## EXERCISE BRIEF
Copy out all the data, word for word.

## TASK INPUTS
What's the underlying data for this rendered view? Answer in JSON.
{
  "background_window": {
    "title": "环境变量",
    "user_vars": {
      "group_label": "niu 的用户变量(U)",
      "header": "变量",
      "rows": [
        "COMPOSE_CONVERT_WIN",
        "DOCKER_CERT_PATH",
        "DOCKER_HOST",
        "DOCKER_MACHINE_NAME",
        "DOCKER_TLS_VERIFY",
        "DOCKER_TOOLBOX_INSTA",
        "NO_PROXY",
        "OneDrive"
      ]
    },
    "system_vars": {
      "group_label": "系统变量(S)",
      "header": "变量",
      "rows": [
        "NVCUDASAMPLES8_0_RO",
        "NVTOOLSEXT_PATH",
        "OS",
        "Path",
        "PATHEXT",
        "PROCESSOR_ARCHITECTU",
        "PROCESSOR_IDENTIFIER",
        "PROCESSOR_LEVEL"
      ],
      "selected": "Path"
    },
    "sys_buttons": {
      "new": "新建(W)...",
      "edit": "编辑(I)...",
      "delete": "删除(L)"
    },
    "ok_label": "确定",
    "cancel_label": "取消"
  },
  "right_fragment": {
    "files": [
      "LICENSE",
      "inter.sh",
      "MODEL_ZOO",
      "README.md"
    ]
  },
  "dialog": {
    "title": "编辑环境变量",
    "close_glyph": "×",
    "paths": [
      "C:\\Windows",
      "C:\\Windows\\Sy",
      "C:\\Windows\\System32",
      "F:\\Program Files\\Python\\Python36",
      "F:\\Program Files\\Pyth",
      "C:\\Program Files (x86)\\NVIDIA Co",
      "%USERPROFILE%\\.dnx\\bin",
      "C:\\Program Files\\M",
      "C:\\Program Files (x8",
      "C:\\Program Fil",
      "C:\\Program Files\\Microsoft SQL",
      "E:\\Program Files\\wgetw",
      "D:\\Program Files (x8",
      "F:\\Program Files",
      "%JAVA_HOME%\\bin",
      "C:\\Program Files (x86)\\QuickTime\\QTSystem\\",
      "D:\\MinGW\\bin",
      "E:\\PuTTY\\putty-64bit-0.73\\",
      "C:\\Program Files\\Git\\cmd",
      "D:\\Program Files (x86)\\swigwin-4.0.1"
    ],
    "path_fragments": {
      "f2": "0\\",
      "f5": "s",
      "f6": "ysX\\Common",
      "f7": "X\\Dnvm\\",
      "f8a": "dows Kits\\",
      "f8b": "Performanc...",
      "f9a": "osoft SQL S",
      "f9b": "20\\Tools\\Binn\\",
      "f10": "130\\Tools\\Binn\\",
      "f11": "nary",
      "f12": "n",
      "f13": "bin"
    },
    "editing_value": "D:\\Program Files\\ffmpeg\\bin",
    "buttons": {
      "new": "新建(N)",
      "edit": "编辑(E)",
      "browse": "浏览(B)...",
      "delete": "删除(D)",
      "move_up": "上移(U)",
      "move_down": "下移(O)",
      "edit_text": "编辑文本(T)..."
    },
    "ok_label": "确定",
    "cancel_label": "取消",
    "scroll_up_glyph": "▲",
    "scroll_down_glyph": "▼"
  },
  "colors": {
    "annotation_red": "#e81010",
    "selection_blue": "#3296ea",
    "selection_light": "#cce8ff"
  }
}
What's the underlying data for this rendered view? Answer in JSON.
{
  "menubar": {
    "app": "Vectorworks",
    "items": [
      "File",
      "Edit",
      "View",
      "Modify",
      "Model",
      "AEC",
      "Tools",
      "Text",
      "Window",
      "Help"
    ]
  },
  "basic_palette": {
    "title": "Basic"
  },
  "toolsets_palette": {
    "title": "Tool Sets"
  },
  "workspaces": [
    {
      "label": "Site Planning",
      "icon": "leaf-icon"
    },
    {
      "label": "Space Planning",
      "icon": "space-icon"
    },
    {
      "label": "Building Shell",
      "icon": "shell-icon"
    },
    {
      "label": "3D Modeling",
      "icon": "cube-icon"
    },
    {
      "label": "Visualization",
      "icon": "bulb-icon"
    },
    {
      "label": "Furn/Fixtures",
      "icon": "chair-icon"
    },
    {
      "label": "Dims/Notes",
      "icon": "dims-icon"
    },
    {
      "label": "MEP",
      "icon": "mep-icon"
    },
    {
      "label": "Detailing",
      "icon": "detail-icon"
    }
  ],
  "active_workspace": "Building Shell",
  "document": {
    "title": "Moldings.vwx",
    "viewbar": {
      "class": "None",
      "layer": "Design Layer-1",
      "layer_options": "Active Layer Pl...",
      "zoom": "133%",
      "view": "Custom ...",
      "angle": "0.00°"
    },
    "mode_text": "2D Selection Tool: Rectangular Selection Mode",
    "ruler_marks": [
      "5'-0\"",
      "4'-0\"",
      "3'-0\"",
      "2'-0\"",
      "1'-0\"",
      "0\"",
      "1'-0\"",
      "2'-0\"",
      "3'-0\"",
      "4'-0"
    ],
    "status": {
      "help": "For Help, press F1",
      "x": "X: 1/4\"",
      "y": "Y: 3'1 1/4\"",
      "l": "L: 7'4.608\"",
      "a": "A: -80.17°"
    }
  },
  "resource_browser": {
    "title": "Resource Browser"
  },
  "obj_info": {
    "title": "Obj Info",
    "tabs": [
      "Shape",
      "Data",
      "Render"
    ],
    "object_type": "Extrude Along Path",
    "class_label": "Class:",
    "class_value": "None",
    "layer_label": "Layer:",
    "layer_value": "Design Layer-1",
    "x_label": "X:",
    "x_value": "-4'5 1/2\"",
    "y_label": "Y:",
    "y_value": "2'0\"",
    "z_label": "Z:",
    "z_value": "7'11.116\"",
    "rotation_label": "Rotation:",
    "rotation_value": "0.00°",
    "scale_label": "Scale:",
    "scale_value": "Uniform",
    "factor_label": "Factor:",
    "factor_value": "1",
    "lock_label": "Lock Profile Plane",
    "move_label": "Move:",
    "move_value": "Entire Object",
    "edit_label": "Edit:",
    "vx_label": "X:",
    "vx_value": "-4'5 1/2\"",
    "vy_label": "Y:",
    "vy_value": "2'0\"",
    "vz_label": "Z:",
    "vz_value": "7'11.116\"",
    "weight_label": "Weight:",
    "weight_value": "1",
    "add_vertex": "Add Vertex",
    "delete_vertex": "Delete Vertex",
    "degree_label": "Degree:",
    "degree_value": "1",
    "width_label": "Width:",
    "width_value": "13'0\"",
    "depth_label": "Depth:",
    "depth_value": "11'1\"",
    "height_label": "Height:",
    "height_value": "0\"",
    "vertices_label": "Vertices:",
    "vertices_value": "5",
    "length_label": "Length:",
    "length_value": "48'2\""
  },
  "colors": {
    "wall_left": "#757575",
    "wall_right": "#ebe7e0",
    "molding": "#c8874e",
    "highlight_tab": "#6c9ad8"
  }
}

## COMPLETED TASK
What's the underlying data for this rendered view? Answer in JSON.
{
  "background_window": {
    "title": "环境变量",
    "user_vars": {
      "group_label": "niu 的用户变量(U)",
      "header": "变量",
      "rows": [
        "COMPOSE_CONVERT_WIN",
        "DOCKER_CERT_PATH",
        "DOCKER_HOST",
        "DOCKER_MACHINE_NAME",
        "DOCKER_TLS_VERIFY",
        "DOCKER_TOOLBOX_INSTA",
        "NO_PROXY",
        "OneDrive"
      ]
    },
    "system_vars": {
      "group_label": "系统变量(S)",
      "header": "变量",
      "rows": [
        "NVCUDASAMPLES8_0_RO",
        "NVTOOLSEXT_PATH",
        "OS",
        "Path",
        "PATHEXT",
        "PROCESSOR_ARCHITECTU",
        "PROCESSOR_IDENTIFIER",
        "PROCESSOR_LEVEL"
      ],
      "selected": "Path"
    },
    "sys_buttons": {
      "new": "新建(W)...",
      "edit": "编辑(I)...",
      "delete": "删除(L)"
    },
    "ok_label": "确定",
    "cancel_label": "取消"
  },
  "right_fragment": {
    "files": [
      "LICENSE",
      "inter.sh",
      "MODEL_ZOO",
      "README.md"
    ]
  },
  "dialog": {
    "title": "编辑环境变量",
    "close_glyph": "×",
    "paths": [
      "C:\\Windows",
      "C:\\Windows\\Sy",
      "C:\\Windows\\System32",
      "F:\\Program Files\\Python\\Python36",
      "F:\\Program Files\\Pyth",
      "C:\\Program Files (x86)\\NVIDIA Co",
      "%USERPROFILE%\\.dnx\\bin",
      "C:\\Program Files\\M",
      "C:\\Program Files (x8",
      "C:\\Program Fil",
      "C:\\Program Files\\Microsoft SQL",
      "E:\\Program Files\\wgetw",
      "D:\\Program Files (x8",
      "F:\\Program Files",
      "%JAVA_HOME%\\bin",
      "C:\\Program Files (x86)\\QuickTime\\QTSystem\\",
      "D:\\MinGW\\bin",
      "E:\\PuTTY\\putty-64bit-0.73\\",
      "C:\\Program Files\\Git\\cmd",
      "D:\\Program Files (x86)\\swigwin-4.0.1"
    ],
    "path_fragments": {
      "f2": "0\\",
      "f5": "s",
      "f6": "ysX\\Common",
      "f7": "X\\Dnvm\\",
      "f8a": "dows Kits\\",
      "f8b": "Performanc...",
      "f9a": "osoft SQL S",
      "f9b": "20\\Tools\\Binn\\",
      "f10": "130\\Tools\\Binn\\",
      "f11": "nary",
      "f12": "n",
      "f13": "bin"
    },
    "editing_value": "D:\\Program Files\\ffmpeg\\bin",
    "buttons": {
      "new": "新建(N)",
      "edit": "编辑(E)",
      "browse": "浏览(B)...",
      "delete": "删除(D)",
      "move_up": "上移(U)",
      "move_down": "下移(O)",
      "edit_text": "编辑文本(T)..."
    },
    "ok_label": "确定",
    "cancel_label": "取消",
    "scroll_up_glyph": "▲",
    "scroll_down_glyph": "▼"
  },
  "colors": {
    "annotation_red": "#e81010",
    "selection_blue": "#3296ea",
    "selection_light": "#cce8ff"
  }
}
What's the underlying data for this rendered view? Answer in JSON.
{
  "menubar": {
    "app": "Vectorworks",
    "items": [
      "File",
      "Edit",
      "View",
      "Modify",
      "Model",
      "AEC",
      "Tools",
      "Text",
      "Window",
      "Help"
    ]
  },
  "basic_palette": {
    "title": "Basic"
  },
  "toolsets_palette": {
    "title": "Tool Sets"
  },
  "workspaces": [
    {
      "label": "Site Planning",
      "icon": "leaf-icon"
    },
    {
      "label": "Space Planning",
      "icon": "space-icon"
    },
    {
      "label": "Building Shell",
      "icon": "shell-icon"
    },
    {
      "label": "3D Modeling",
      "icon": "cube-icon"
    },
    {
      "label": "Visualization",
      "icon": "bulb-icon"
    },
    {
      "label": "Furn/Fixtures",
      "icon": "chair-icon"
    },
    {
      "label": "Dims/Notes",
      "icon": "dims-icon"
    },
    {
      "label": "MEP",
      "icon": "mep-icon"
    },
    {
      "label": "Detailing",
      "icon": "detail-icon"
    }
  ],
  "active_workspace": "Building Shell",
  "document": {
    "title": "Moldings.vwx",
    "viewbar": {
      "class": "None",
      "layer": "Design Layer-1",
      "layer_options": "Active Layer Pl...",
      "zoom": "133%",
      "view": "Custom ...",
      "angle": "0.00°"
    },
    "mode_text": "2D Selection Tool: Rectangular Selection Mode",
    "ruler_marks": [
      "5'-0\"",
      "4'-0\"",
      "3'-0\"",
      "2'-0\"",
      "1'-0\"",
      "0\"",
      "1'-0\"",
      "2'-0\"",
      "3'-0\"",
      "4'-0"
    ],
    "status": {
      "help": "For Help, press F1",
      "x": "X: 1/4\"",
      "y": "Y: 3'1 1/4\"",
      "l": "L: 7'4.608\"",
      "a": "A: -80.17°"
    }
  },
  "resource_browser": {
    "title": "Resource Browser"
  },
  "obj_info": {
    "title": "Obj Info",
    "tabs": [
      "Shape",
      "Data",
      "Render"
    ],
    "object_type": "Extrude Along Path",
    "class_label": "Class:",
    "class_value": "None",
    "layer_label": "Layer:",
    "layer_value": "Design Layer-1",
    "x_label": "X:",
    "x_value": "-4'5 1/2\"",
    "y_label": "Y:",
    "y_value": "2'0\"",
    "z_label": "Z:",
    "z_value": "7'11.116\"",
    "rotation_label": "Rotation:",
    "rotation_value": "0.00°",
    "scale_label": "Scale:",
    "scale_value": "Uniform",
    "factor_label": "Factor:",
    "factor_value": "1",
    "lock_label": "Lock Profile Plane",
    "move_label": "Move:",
    "move_value": "Entire Object",
    "edit_label": "Edit:",
    "vx_label": "X:",
    "vx_value": "-4'5 1/2\"",
    "vy_label": "Y:",
    "vy_value": "2'0\"",
    "vz_label": "Z:",
    "vz_value": "7'11.116\"",
    "weight_label": "Weight:",
    "weight_value": "1",
    "add_vertex": "Add Vertex",
    "delete_vertex": "Delete Vertex",
    "degree_label": "Degree:",
    "degree_value": "1",
    "width_label": "Width:",
    "width_value": "13'0\"",
    "depth_label": "Depth:",
    "depth_value": "11'1\"",
    "height_label": "Height:",
    "height_value": "0\"",
    "vertices_label": "Vertices:",
    "vertices_value": "5",
    "length_label": "Length:",
    "length_value": "48'2\""
  },
  "colors": {
    "wall_left": "#757575",
    "wall_right": "#ebe7e0",
    "molding": "#c8874e",
    "highlight_tab": "#6c9ad8"
  }
}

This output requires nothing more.